Problem statement: Exactly reproduce the lines that follow.

- - - -

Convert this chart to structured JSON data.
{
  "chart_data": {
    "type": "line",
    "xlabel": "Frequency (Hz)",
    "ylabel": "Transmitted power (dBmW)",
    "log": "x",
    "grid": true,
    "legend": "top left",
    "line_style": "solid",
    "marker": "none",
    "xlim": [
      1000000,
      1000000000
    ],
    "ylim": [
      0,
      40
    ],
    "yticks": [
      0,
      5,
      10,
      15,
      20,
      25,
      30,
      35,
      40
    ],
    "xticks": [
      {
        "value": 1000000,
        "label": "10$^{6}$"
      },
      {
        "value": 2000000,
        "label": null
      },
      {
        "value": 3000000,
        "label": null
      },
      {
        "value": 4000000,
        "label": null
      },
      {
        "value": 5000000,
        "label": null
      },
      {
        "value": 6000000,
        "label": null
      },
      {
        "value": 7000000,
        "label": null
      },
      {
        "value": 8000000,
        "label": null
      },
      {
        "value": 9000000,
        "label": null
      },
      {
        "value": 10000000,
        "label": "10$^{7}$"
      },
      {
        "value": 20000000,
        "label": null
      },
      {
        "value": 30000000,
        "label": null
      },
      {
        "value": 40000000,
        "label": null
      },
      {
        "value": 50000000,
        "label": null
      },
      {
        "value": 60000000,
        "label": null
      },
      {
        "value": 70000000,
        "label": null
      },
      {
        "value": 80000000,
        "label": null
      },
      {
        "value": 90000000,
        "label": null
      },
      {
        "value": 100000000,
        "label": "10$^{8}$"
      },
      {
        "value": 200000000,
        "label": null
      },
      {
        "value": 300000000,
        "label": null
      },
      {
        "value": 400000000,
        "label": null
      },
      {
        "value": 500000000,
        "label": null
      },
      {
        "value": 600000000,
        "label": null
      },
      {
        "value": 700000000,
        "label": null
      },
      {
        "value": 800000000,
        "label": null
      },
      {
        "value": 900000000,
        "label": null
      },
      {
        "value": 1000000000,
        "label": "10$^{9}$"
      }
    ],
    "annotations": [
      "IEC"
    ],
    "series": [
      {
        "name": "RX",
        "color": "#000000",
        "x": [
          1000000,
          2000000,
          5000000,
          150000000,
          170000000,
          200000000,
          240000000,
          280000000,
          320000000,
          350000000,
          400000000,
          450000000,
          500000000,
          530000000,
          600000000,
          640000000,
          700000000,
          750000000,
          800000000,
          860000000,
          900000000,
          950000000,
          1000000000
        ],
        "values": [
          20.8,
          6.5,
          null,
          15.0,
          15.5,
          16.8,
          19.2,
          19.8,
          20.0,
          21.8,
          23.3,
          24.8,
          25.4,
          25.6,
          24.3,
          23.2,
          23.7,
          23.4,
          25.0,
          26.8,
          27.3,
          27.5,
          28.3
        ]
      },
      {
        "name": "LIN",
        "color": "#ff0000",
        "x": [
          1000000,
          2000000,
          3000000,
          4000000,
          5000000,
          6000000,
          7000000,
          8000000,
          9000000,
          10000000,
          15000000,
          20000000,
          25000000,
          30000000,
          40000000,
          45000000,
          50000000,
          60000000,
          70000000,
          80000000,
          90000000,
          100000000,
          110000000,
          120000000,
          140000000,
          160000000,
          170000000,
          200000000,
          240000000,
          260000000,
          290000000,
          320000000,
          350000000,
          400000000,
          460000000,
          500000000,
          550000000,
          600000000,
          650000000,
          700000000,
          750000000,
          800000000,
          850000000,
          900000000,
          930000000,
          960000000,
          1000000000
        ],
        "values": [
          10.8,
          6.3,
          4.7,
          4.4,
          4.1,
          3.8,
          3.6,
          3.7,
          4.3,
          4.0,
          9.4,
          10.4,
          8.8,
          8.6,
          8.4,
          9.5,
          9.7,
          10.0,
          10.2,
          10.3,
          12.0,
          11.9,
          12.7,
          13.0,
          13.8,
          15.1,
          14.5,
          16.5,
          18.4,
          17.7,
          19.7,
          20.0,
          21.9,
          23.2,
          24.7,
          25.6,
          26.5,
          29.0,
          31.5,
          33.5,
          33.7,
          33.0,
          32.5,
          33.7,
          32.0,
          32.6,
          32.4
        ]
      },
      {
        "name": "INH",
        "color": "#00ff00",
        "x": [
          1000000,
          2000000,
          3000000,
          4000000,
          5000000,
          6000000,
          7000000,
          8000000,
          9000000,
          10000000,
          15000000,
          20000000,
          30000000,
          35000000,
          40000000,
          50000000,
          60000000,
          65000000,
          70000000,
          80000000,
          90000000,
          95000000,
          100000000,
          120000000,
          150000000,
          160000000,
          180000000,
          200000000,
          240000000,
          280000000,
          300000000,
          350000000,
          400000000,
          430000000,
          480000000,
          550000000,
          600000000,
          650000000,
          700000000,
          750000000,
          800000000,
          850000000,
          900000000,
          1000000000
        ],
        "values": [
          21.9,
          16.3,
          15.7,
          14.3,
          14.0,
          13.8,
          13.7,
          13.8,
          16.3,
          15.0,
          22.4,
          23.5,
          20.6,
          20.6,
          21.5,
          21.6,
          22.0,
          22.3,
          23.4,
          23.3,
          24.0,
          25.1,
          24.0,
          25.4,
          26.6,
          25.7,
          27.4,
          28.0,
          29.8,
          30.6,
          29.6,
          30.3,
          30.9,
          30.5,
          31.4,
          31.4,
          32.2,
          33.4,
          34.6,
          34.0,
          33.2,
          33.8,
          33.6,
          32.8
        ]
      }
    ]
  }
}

- - - -

Result for this task:
Convert this chart to structured JSON data.
{
  "chart_data": {
    "type": "line",
    "xlabel": "Frequency (Hz)",
    "ylabel": "Transmitted power (dBmW)",
    "log": "x",
    "grid": true,
    "legend": "top left",
    "line_style": "solid",
    "marker": "none",
    "xlim": [
      1000000,
      1000000000
    ],
    "ylim": [
      0,
      40
    ],
    "yticks": [
      0,
      5,
      10,
      15,
      20,
      25,
      30,
      35,
      40
    ],
    "xticks": [
      {
        "value": 1000000,
        "label": "10$^{6}$"
      },
      {
        "value": 2000000,
        "label": null
      },
      {
        "value": 3000000,
        "label": null
      },
      {
        "value": 4000000,
        "label": null
      },
      {
        "value": 5000000,
        "label": null
      },
      {
        "value": 6000000,
        "label": null
      },
      {
        "value": 7000000,
        "label": null
      },
      {
        "value": 8000000,
        "label": null
      },
      {
        "value": 9000000,
        "label": null
      },
      {
        "value": 10000000,
        "label": "10$^{7}$"
      },
      {
        "value": 20000000,
        "label": null
      },
      {
        "value": 30000000,
        "label": null
      },
      {
        "value": 40000000,
        "label": null
      },
      {
        "value": 50000000,
        "label": null
      },
      {
        "value": 60000000,
        "label": null
      },
      {
        "value": 70000000,
        "label": null
      },
      {
        "value": 80000000,
        "label": null
      },
      {
        "value": 90000000,
        "label": null
      },
      {
        "value": 100000000,
        "label": "10$^{8}$"
      },
      {
        "value": 200000000,
        "label": null
      },
      {
        "value": 300000000,
        "label": null
      },
      {
        "value": 400000000,
        "label": null
      },
      {
        "value": 500000000,
        "label": null
      },
      {
        "value": 600000000,
        "label": null
      },
      {
        "value": 700000000,
        "label": null
      },
      {
        "value": 800000000,
        "label": null
      },
      {
        "value": 900000000,
        "label": null
      },
      {
        "value": 1000000000,
        "label": "10$^{9}$"
      }
    ],
    "annotations": [
      "IEC"
    ],
    "series": [
      {
        "name": "RX",
        "color": "#000000",
        "x": [
          1000000,
          2000000,
          5000000,
          150000000,
          170000000,
          200000000,
          240000000,
          280000000,
          320000000,
          350000000,
          400000000,
          450000000,
          500000000,
          530000000,
          600000000,
          640000000,
          700000000,
          750000000,
          800000000,
          860000000,
          900000000,
          950000000,
          1000000000
        ],
        "values": [
          20.8,
          6.5,
          null,
          15.0,
          15.5,
          16.8,
          19.2,
          19.8,
          20.0,
          21.8,
          23.3,
          24.8,
          25.4,
          25.6,
          24.3,
          23.2,
          23.7,
          23.4,
          25.0,
          26.8,
          27.3,
          27.5,
          28.3
        ]
      },
      {
        "name": "LIN",
        "color": "#ff0000",
        "x": [
          1000000,
          2000000,
          3000000,
          4000000,
          5000000,
          6000000,
          7000000,
          8000000,
          9000000,
          10000000,
          15000000,
          20000000,
          25000000,
          30000000,
          40000000,
          45000000,
          50000000,
          60000000,
          70000000,
          80000000,
          90000000,
          100000000,
          110000000,
          120000000,
          140000000,
          160000000,
          170000000,
          200000000,
          240000000,
          260000000,
          290000000,
          320000000,
          350000000,
          400000000,
          460000000,
          500000000,
          550000000,
          600000000,
          650000000,
          700000000,
          750000000,
          800000000,
          850000000,
          900000000,
          930000000,
          960000000,
          1000000000
        ],
        "values": [
          10.8,
          6.3,
          4.7,
          4.4,
          4.1,
          3.8,
          3.6,
          3.7,
          4.3,
          4.0,
          9.4,
          10.4,
          8.8,
          8.6,
          8.4,
          9.5,
          9.7,
          10.0,
          10.2,
          10.3,
          12.0,
          11.9,
          12.7,
          13.0,
          13.8,
          15.1,
          14.5,
          16.5,
          18.4,
          17.7,
          19.7,
          20.0,
          21.9,
          23.2,
          24.7,
          25.6,
          26.5,
          29.0,
          31.5,
          33.5,
          33.7,
          33.0,
          32.5,
          33.7,
          32.0,
          32.6,
          32.4
        ]
      },
      {
        "name": "INH",
        "color": "#00ff00",
        "x": [
          1000000,
          2000000,
          3000000,
          4000000,
          5000000,
          6000000,
          7000000,
          8000000,
          9000000,
          10000000,
          15000000,
          20000000,
          30000000,
          35000000,
          40000000,
          50000000,
          60000000,
          65000000,
          70000000,
          80000000,
          90000000,
          95000000,
          100000000,
          120000000,
          150000000,
          160000000,
          180000000,
          200000000,
          240000000,
          280000000,
          300000000,
          350000000,
          400000000,
          430000000,
          480000000,
          550000000,
          600000000,
          650000000,
          700000000,
          750000000,
          800000000,
          850000000,
          900000000,
          1000000000
        ],
        "values": [
          21.9,
          16.3,
          15.7,
          14.3,
          14.0,
          13.8,
          13.7,
          13.8,
          16.3,
          15.0,
          22.4,
          23.5,
          20.6,
          20.6,
          21.5,
          21.6,
          22.0,
          22.3,
          23.4,
          23.3,
          24.0,
          25.1,
          24.0,
          25.4,
          26.6,
          25.7,
          27.4,
          28.0,
          29.8,
          30.6,
          29.6,
          30.3,
          30.9,
          30.5,
          31.4,
          31.4,
          32.2,
          33.4,
          34.6,
          34.0,
          33.2,
          33.8,
          33.6,
          32.8
        ]
      }
    ]
  }
}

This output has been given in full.